* _RECORDED INFORMATION_
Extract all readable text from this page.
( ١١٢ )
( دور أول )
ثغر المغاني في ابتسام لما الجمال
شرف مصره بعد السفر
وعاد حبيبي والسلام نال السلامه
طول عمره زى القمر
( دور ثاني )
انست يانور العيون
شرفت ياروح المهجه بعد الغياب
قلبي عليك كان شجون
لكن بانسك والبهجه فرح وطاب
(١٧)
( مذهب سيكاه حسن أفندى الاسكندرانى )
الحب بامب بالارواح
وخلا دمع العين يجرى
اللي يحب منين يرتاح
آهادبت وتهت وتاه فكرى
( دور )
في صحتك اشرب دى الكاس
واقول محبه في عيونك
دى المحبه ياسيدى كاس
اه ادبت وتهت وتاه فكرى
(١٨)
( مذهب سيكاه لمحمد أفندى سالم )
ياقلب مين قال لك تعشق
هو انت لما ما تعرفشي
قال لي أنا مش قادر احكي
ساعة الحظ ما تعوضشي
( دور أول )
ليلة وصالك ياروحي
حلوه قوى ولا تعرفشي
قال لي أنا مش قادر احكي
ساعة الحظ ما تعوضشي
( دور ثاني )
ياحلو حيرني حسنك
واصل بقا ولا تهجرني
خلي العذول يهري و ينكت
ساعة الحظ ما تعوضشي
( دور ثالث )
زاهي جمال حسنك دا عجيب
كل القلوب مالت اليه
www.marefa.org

* _EXERCISE BRIEF_
Extract all of the data above without altering anything.

* _FINAL ANSWER_
Extract all readable text from this page.
( ١١٢ )
( دور أول )
ثغر المغاني في ابتسام لما الجمال
شرف مصره بعد السفر
وعاد حبيبي والسلام نال السلامه
طول عمره زى القمر
( دور ثاني )
انست يانور العيون
شرفت ياروح المهجه بعد الغياب
قلبي عليك كان شجون
لكن بانسك والبهجه فرح وطاب
(١٧)
( مذهب سيكاه حسن أفندى الاسكندرانى )
الحب بامب بالارواح
وخلا دمع العين يجرى
اللي يحب منين يرتاح
آهادبت وتهت وتاه فكرى
( دور )
في صحتك اشرب دى الكاس
واقول محبه في عيونك
دى المحبه ياسيدى كاس
اه ادبت وتهت وتاه فكرى
(١٨)
( مذهب سيكاه لمحمد أفندى سالم )
ياقلب مين قال لك تعشق
هو انت لما ما تعرفشي
قال لي أنا مش قادر احكي
ساعة الحظ ما تعوضشي
( دور أول )
ليلة وصالك ياروحي
حلوه قوى ولا تعرفشي
قال لي أنا مش قادر احكي
ساعة الحظ ما تعوضشي
( دور ثاني )
ياحلو حيرني حسنك
واصل بقا ولا تهجرني
خلي العذول يهري و ينكت
ساعة الحظ ما تعوضشي
( دور ثالث )
زاهي جمال حسنك دا عجيب
كل القلوب مالت اليه
www.marefa.org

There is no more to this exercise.